Given task: Will you extract the entries word for word? Images should not appear in the copy.

Records to process:

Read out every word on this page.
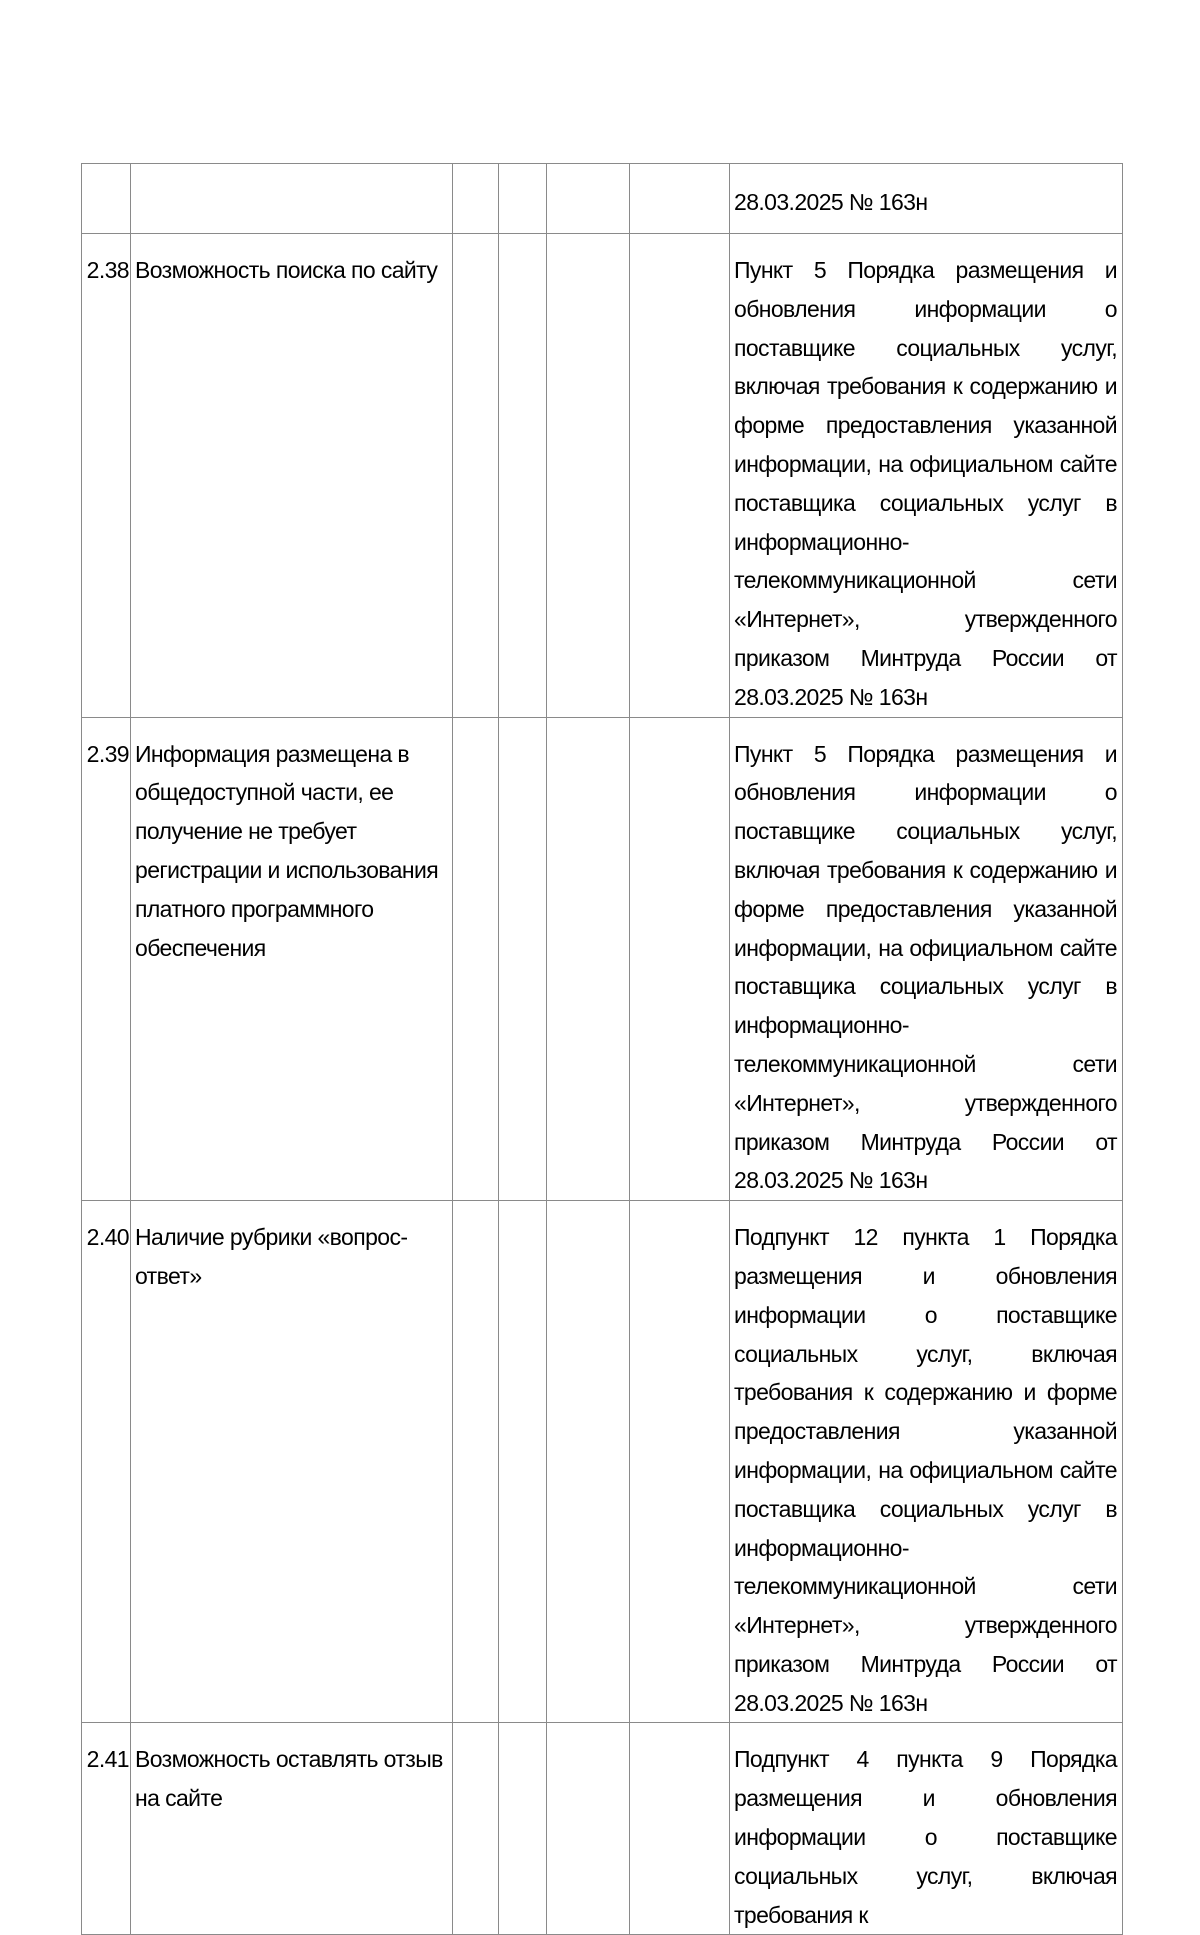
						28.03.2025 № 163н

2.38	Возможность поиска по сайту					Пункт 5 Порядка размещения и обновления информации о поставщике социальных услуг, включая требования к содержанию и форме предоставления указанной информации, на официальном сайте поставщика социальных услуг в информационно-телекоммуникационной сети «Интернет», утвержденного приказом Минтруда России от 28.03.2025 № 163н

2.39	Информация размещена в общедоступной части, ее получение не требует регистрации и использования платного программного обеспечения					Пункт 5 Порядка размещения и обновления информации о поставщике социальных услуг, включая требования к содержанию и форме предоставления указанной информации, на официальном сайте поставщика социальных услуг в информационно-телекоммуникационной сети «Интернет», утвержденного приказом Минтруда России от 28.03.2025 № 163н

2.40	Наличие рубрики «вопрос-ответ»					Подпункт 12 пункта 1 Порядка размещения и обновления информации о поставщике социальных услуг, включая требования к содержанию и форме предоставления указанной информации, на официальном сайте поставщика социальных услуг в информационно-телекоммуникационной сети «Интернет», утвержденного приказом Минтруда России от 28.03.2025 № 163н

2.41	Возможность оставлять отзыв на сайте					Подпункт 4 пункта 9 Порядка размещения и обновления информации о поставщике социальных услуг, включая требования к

Answer to this exercise:
Read out every word on this page.
						28.03.2025 № 163н

2.38	Возможность поиска по сайту					Пункт 5 Порядка размещения и обновления информации о поставщике социальных услуг, включая требования к содержанию и форме предоставления указанной информации, на официальном сайте поставщика социальных услуг в информационно-телекоммуникационной сети «Интернет», утвержденного приказом Минтруда России от 28.03.2025 № 163н

2.39	Информация размещена в общедоступной части, ее получение не требует регистрации и использования платного программного обеспечения					Пункт 5 Порядка размещения и обновления информации о поставщике социальных услуг, включая требования к содержанию и форме предоставления указанной информации, на официальном сайте поставщика социальных услуг в информационно-телекоммуникационной сети «Интернет», утвержденного приказом Минтруда России от 28.03.2025 № 163н

2.40	Наличие рубрики «вопрос-ответ»					Подпункт 12 пункта 1 Порядка размещения и обновления информации о поставщике социальных услуг, включая требования к содержанию и форме предоставления указанной информации, на официальном сайте поставщика социальных услуг в информационно-телекоммуникационной сети «Интернет», утвержденного приказом Минтруда России от 28.03.2025 № 163н

2.41	Возможность оставлять отзыв на сайте					Подпункт 4 пункта 9 Порядка размещения и обновления информации о поставщике социальных услуг, включая требования к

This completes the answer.